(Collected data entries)
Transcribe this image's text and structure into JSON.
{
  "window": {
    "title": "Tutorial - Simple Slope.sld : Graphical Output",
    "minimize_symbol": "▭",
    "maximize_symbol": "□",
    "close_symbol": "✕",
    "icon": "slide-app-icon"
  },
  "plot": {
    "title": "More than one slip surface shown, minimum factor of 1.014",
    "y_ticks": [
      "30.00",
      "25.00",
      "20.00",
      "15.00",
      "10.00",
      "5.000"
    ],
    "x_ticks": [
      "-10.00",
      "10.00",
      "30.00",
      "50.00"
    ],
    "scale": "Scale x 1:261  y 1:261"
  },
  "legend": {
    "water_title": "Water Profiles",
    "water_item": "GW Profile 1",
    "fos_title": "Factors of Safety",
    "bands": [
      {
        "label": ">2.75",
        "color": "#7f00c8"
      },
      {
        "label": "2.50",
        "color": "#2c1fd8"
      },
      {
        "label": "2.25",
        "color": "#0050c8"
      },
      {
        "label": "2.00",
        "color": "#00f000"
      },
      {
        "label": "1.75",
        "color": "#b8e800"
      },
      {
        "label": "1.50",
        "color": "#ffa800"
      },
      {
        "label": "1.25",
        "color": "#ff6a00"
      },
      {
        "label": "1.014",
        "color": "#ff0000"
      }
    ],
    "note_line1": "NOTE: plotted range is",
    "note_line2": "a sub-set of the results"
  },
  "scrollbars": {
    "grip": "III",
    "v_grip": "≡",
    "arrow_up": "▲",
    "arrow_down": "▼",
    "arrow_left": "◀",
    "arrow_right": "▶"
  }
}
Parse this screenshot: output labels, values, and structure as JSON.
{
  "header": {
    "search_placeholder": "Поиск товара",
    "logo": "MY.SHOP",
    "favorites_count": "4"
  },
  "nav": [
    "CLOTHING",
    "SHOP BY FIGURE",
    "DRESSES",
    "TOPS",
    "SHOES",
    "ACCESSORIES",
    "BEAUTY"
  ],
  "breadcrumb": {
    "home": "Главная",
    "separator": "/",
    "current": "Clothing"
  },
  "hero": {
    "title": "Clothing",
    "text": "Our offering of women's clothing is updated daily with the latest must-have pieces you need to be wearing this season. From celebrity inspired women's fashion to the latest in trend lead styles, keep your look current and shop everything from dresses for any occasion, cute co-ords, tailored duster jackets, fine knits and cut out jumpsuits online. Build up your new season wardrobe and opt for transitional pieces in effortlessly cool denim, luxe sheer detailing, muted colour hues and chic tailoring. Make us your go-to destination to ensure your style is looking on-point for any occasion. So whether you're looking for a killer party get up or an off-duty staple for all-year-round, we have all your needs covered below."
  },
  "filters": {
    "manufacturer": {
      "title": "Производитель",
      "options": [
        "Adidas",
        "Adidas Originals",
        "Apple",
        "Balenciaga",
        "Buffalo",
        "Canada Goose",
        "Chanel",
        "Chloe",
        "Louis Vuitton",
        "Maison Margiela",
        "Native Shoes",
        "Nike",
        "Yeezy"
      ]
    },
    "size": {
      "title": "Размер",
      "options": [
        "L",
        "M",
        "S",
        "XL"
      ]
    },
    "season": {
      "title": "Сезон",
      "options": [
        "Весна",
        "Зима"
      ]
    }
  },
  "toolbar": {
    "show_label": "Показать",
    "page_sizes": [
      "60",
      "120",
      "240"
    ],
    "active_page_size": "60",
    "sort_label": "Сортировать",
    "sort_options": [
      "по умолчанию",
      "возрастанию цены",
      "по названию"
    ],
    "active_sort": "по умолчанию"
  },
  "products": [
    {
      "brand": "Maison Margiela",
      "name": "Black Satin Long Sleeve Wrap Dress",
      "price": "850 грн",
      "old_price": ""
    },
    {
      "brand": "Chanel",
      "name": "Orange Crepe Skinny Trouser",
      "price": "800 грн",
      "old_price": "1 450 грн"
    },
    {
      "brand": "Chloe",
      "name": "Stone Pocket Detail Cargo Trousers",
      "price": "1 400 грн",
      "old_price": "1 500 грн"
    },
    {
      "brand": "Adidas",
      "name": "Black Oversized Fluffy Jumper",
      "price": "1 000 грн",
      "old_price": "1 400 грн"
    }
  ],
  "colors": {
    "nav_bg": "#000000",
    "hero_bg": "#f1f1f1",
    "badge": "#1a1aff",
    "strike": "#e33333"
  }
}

Task goal:
Pick each line holding the word "structure" out of the data and copy it.

Exercise solution:
Transcribe this image's text and structure into JSON.
Parse this screenshot: output labels, values, and structure as JSON.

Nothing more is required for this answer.